### Text to read
Multi GPU set up

Question (also related to another topic that @mchi had replied to, but rephrased):

How does one set up Deepstream to run on 1 or 2 or 4 GPUs on a 4 GPU server? I would like to do that and benchmark our hardware providing inference responses (of the same model) using either 1, 2 or 4 GPUs simultaneously.

I believe that one should / could use Triton to do this.
I would like to do this using the command :

deepstream-app -c source1_primary_retinanet_resnet18.txt

So after pulling and running the Deepstream6.1-Triton docker (docker pull nvcr.io/nvidia/deepstream:6.1-triton) I then set up the chosen model in the triton models under samples. There is a config.pbtxt there which I use to have 2 instances on each GPU.

instance_group {
   count:  2
   kind: KIND_GPU
 }

then there are two other config files that also refer to the GPU id:
source1_primary_retinanet_resnet18.txt
config_infer_primary_retinanet_resnet18.txt

The question is how to write those two config files so they can use 1, 2 or 4 GPU devices at the same time to process incoming requests from 16 sources (for example)?

### The task
Reproduce the multi-GPU DeepStream setup post above word for word, in full. The items that follow have no connection to the text above.

### Data excerpts

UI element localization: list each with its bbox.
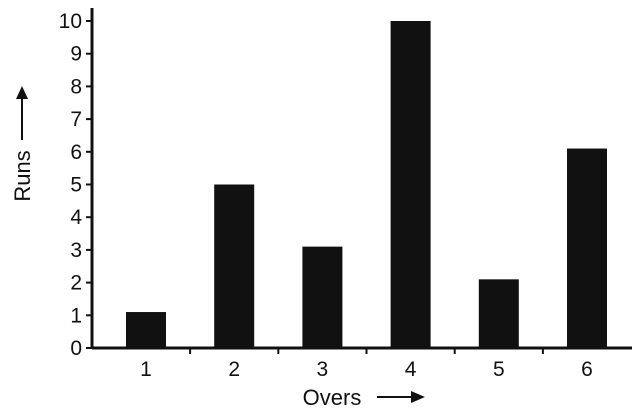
bar-over-4 — [390, 21, 431, 348]
y-axis-arrow-icon — [16, 86, 28, 140]
y-tick-label: 3 — [70, 239, 82, 262]
bar-over-3 — [302, 246, 343, 348]
x-tick-label: 1 — [140, 358, 152, 381]
bar-over-2 — [214, 184, 255, 348]
y-axis-title: Runs — [10, 150, 35, 201]
y-tick-label: 9 — [70, 43, 82, 66]
bars-group — [126, 21, 607, 348]
bar-over-1 — [126, 312, 166, 348]
x-tick-label: 4 — [405, 358, 417, 381]
y-tick-label: 6 — [70, 141, 82, 164]
y-tick-label: 4 — [70, 206, 82, 229]
x-axis-title: Overs — [303, 385, 362, 410]
y-tick-label: 10 — [59, 10, 82, 33]
x-tick-label: 5 — [493, 358, 505, 381]
y-tick-label: 2 — [70, 272, 82, 295]
y-tick-label: 8 — [70, 75, 82, 98]
bar-over-6 — [567, 148, 607, 348]
y-tick-label: 1 — [70, 304, 82, 327]
x-ticks-group: 1 2 3 4 5 6 — [140, 348, 593, 381]
x-tick-label: 3 — [317, 358, 329, 381]
x-tick-label: 6 — [581, 358, 593, 381]
y-ticks-group: 0 1 2 3 4 5 6 7 8 9 10 — [59, 10, 92, 360]
x-tick-label: 2 — [228, 358, 240, 381]
y-tick-label: 7 — [70, 108, 82, 131]
x-axis-arrow-icon — [377, 391, 425, 403]
y-tick-label: 5 — [70, 174, 82, 197]
bar-over-5 — [478, 279, 519, 348]
y-tick-label: 0 — [70, 337, 82, 360]
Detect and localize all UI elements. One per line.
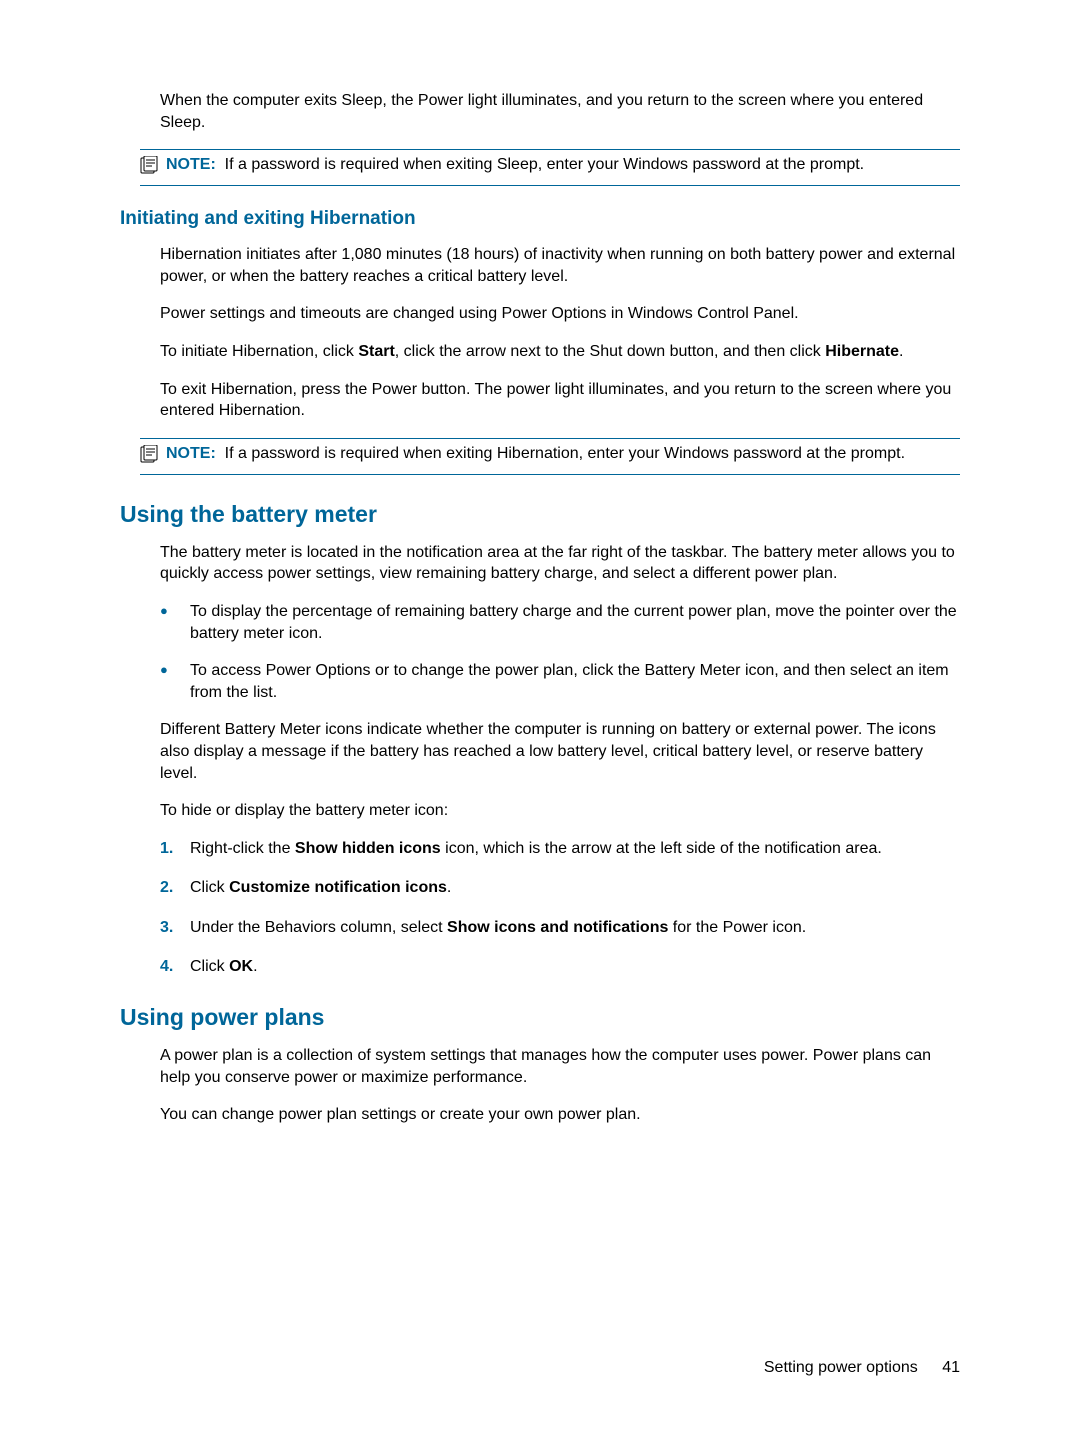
note-label: NOTE: [166,156,216,173]
hibernation-p1: Hibernation initiates after 1,080 minute… [160,244,960,287]
step-number: 4. [160,956,173,978]
hibernation-p2: Power settings and timeouts are changed … [160,303,960,325]
battery-p3: To hide or display the battery meter ico… [160,800,960,822]
bold-show-icons-notifications: Show icons and notifications [447,919,668,936]
note-icon [140,156,158,179]
text-fragment: . [899,343,903,360]
list-item: To access Power Options or to change the… [160,660,960,703]
step-number: 3. [160,917,173,939]
battery-p1: The battery meter is located in the noti… [160,542,960,585]
note-body: If a password is required when exiting H… [225,445,905,462]
text-fragment: . [253,958,257,975]
list-item: 2. Click Customize notification icons. [160,877,960,899]
bold-show-hidden-icons: Show hidden icons [295,840,441,857]
note-label: NOTE: [166,445,216,462]
list-item: 3. Under the Behaviors column, select Sh… [160,917,960,939]
battery-bullet-list: To display the percentage of remaining b… [160,601,960,703]
page-footer: Setting power options 41 [764,1359,960,1377]
battery-steps-list: 1. Right-click the Show hidden icons ico… [160,838,960,978]
text-fragment: for the Power icon. [668,919,806,936]
step-number: 1. [160,838,173,860]
text-fragment: icon, which is the arrow at the left sid… [441,840,882,857]
text-fragment: Under the Behaviors column, select [190,919,447,936]
text-fragment: Right-click the [190,840,295,857]
note-sleep-password: NOTE: If a password is required when exi… [140,149,960,186]
note-body: If a password is required when exiting S… [225,156,864,173]
hibernation-p4: To exit Hibernation, press the Power but… [160,379,960,422]
text-fragment: Click [190,879,229,896]
footer-page-number: 41 [942,1359,960,1376]
bold-hibernate: Hibernate [825,343,899,360]
heading-hibernation: Initiating and exiting Hibernation [120,208,960,230]
power-plans-p2: You can change power plan settings or cr… [160,1104,960,1126]
power-plans-p1: A power plan is a collection of system s… [160,1045,960,1088]
bold-start: Start [358,343,394,360]
note-text: NOTE: If a password is required when exi… [166,443,905,465]
note-text: NOTE: If a password is required when exi… [166,154,864,176]
document-page: When the computer exits Sleep, the Power… [0,0,1080,1437]
step-number: 2. [160,877,173,899]
text-fragment: To initiate Hibernation, click [160,343,358,360]
bold-ok: OK [229,958,253,975]
list-item: To display the percentage of remaining b… [160,601,960,644]
heading-battery-meter: Using the battery meter [120,501,960,528]
heading-power-plans: Using power plans [120,1004,960,1031]
text-fragment: Click [190,958,229,975]
bold-customize-notification: Customize notification icons [229,879,447,896]
battery-p2: Different Battery Meter icons indicate w… [160,719,960,784]
list-item: 1. Right-click the Show hidden icons ico… [160,838,960,860]
text-fragment: , click the arrow next to the Shut down … [395,343,825,360]
note-icon [140,445,158,468]
note-hibernation-password: NOTE: If a password is required when exi… [140,438,960,475]
text-fragment: . [447,879,451,896]
footer-chapter: Setting power options [764,1359,918,1376]
intro-paragraph: When the computer exits Sleep, the Power… [160,90,960,133]
hibernation-p3: To initiate Hibernation, click Start, cl… [160,341,960,363]
list-item: 4. Click OK. [160,956,960,978]
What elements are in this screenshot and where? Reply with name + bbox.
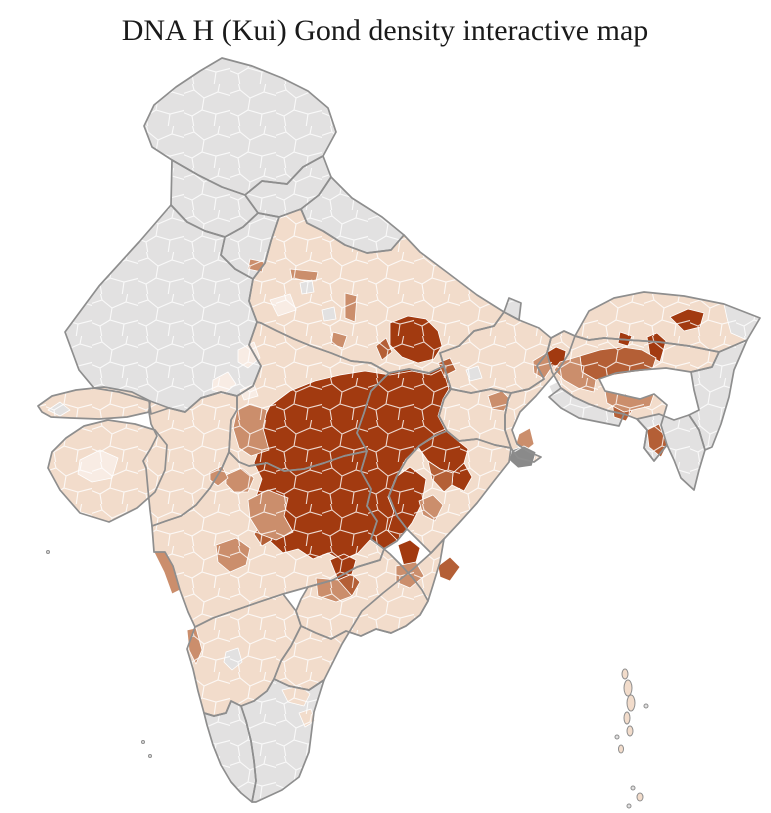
islands (46, 550, 649, 809)
page-title: DNA H (Kui) Gond density interactive map (122, 14, 649, 47)
island-andaman-1[interactable] (621, 668, 629, 680)
region-west-bengal[interactable] (504, 330, 576, 463)
island-andaman-4[interactable] (623, 711, 631, 725)
region-tamil-nadu[interactable] (240, 678, 325, 803)
region-sikkim[interactable] (503, 297, 522, 321)
island-andaman-2[interactable] (623, 679, 633, 697)
region-maharashtra[interactable] (151, 450, 385, 628)
region-meghalaya[interactable] (548, 387, 625, 427)
district-up-medium-2[interactable] (344, 292, 358, 323)
island-andaman-5[interactable] (626, 725, 634, 737)
island-dot-1 (643, 703, 649, 709)
island-dot-4 (626, 803, 632, 809)
region-kathiawar[interactable] (47, 419, 168, 523)
district-telangana-dark[interactable] (397, 539, 421, 567)
island-dot-3 (630, 785, 636, 791)
district-up-gray-2[interactable] (321, 306, 337, 322)
island-dot-6 (141, 740, 145, 744)
region-nagaland-manipur[interactable] (688, 339, 748, 451)
island-nicobar-2[interactable] (636, 792, 644, 802)
district-vizag-high[interactable] (437, 556, 461, 582)
island-nicobar-1[interactable] (618, 744, 624, 754)
region-tripura-mizoram[interactable] (636, 413, 706, 491)
island-dot-5 (46, 550, 50, 554)
state-borders (37, 57, 761, 803)
island-andaman-3[interactable] (626, 694, 636, 712)
island-dot-2 (614, 734, 620, 740)
island-dot-7 (148, 754, 152, 758)
district-sundarbans-delta (508, 445, 537, 469)
district-up-gray-1[interactable] (299, 279, 315, 295)
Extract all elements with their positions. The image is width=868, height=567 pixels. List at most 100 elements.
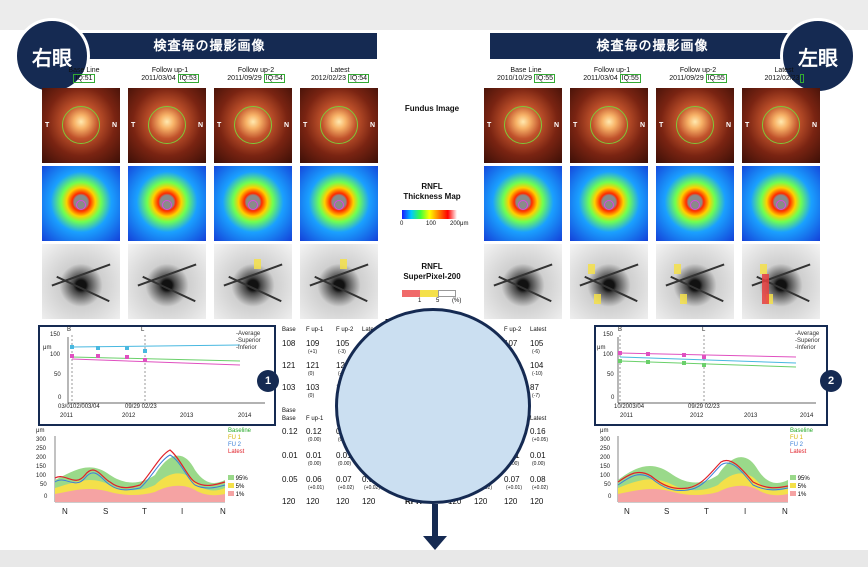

### Task output
Multi GPU set up

Question (also related to another topic that @mchi had replied to, but rephrased):

How does one set up Deepstream to run on 1 or 2 or 4 GPUs on a 4 GPU server? I would like to do that and benchmark our hardware providing inference responses (of the same model) using either 1, 2 or 4 GPUs simultaneously.

I believe that one should / could use Triton to do this.
I would like to do this using the command :

deepstream-app -c source1_primary_retinanet_resnet18.txt

So after pulling and running the Deepstream6.1-Triton docker (docker pull nvcr.io/nvidia/deepstream:6.1-triton) I then set up the chosen model in the triton models under samples. There is a config.pbtxt there which I use to have 2 instances on each GPU.

instance_group {
   count:  2
   kind: KIND_GPU
 }

then there are two other config files that also refer to the GPU id:
source1_primary_retinanet_resnet18.txt
config_infer_primary_retinanet_resnet18.txt

The question is how to write those two config files so they can use 1, 2 or 4 GPU devices at the same time to process incoming requests from 16 sources (for example)?